MATERIAL FOR THIS TASK:
━━━━━━━━━━━━━━━━

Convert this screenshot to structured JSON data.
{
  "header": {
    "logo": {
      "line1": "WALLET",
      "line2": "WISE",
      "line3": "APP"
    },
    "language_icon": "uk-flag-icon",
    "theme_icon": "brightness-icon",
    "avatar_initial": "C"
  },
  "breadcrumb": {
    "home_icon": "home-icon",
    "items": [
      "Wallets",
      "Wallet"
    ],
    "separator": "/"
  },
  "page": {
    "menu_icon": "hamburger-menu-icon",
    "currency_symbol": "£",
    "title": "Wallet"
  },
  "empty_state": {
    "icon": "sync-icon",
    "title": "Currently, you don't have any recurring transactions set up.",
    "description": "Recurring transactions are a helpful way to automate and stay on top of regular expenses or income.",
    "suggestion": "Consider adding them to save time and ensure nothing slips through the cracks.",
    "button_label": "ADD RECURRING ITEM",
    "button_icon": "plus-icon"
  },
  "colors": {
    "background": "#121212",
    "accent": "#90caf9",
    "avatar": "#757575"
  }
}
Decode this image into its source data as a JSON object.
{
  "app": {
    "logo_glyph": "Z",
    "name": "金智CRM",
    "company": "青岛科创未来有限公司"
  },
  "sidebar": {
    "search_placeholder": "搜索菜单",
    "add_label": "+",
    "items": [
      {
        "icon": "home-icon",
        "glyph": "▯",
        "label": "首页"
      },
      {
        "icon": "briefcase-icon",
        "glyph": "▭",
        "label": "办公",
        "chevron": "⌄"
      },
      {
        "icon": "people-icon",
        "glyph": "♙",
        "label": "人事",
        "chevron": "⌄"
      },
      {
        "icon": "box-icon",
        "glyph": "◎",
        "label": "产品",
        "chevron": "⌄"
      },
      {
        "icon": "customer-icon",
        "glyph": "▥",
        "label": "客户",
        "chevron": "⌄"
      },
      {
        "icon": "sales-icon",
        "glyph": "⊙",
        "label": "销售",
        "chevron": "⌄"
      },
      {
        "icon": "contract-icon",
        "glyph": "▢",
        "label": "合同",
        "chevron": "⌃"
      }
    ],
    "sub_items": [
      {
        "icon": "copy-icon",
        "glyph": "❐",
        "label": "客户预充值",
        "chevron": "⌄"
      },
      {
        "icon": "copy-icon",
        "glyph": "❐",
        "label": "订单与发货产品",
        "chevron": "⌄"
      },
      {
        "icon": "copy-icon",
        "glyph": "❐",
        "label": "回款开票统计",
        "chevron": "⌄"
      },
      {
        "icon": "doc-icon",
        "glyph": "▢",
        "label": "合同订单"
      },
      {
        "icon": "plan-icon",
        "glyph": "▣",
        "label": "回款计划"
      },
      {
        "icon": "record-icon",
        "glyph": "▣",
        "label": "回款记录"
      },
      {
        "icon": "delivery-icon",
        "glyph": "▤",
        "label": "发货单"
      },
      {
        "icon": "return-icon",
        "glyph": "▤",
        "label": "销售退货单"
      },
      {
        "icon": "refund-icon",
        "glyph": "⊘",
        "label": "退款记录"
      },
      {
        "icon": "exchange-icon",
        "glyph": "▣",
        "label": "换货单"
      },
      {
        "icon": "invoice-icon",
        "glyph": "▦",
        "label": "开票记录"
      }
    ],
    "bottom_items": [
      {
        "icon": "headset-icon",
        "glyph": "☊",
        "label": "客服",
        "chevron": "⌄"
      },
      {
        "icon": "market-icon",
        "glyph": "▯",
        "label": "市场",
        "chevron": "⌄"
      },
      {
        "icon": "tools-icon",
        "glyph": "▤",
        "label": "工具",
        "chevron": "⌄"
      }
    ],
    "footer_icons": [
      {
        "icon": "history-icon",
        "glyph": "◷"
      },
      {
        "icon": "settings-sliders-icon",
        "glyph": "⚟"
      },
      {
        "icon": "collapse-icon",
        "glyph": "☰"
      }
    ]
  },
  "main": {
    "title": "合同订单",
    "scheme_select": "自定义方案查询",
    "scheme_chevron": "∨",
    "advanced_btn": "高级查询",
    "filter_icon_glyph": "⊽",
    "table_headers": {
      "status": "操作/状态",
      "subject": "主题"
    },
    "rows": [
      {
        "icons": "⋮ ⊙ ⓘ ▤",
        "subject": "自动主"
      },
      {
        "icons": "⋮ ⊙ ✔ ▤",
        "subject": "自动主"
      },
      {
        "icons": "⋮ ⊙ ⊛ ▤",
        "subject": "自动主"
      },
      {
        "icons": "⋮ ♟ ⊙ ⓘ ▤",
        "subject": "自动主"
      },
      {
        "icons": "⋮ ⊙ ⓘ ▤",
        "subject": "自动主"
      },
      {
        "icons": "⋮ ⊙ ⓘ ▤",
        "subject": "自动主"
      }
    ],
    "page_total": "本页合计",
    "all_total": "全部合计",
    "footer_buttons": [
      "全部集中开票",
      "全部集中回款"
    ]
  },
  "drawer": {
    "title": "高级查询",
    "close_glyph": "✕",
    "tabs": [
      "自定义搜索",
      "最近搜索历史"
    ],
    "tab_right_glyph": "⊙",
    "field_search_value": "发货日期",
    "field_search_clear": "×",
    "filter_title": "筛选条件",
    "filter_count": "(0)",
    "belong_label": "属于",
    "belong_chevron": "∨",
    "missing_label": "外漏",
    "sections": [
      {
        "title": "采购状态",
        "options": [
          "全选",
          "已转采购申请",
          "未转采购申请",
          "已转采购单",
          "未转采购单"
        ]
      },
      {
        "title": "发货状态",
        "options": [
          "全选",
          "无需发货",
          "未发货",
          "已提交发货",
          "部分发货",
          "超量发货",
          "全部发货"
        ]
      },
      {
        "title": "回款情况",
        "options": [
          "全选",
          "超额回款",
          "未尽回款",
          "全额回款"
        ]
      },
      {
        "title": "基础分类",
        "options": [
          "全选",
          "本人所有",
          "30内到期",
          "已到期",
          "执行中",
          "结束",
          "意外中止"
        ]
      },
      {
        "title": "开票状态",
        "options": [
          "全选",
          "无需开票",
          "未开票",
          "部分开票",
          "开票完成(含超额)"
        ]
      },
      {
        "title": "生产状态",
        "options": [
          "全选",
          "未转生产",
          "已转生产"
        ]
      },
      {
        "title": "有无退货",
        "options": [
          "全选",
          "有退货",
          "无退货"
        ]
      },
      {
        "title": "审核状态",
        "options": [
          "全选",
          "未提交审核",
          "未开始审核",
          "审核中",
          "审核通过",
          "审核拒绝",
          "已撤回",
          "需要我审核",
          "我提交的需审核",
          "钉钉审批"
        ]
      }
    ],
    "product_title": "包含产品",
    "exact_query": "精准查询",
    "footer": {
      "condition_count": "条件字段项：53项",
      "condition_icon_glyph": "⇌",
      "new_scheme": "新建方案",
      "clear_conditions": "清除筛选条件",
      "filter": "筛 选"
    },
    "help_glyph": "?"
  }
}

━━━━━━━━━━━━━━━━

SET TASK: Look through the entries above for the word "JSON". Copy every line where it shows up.

THE ANSWER:
Convert this screenshot to structured JSON data.
Decode this image into its source data as a JSON object.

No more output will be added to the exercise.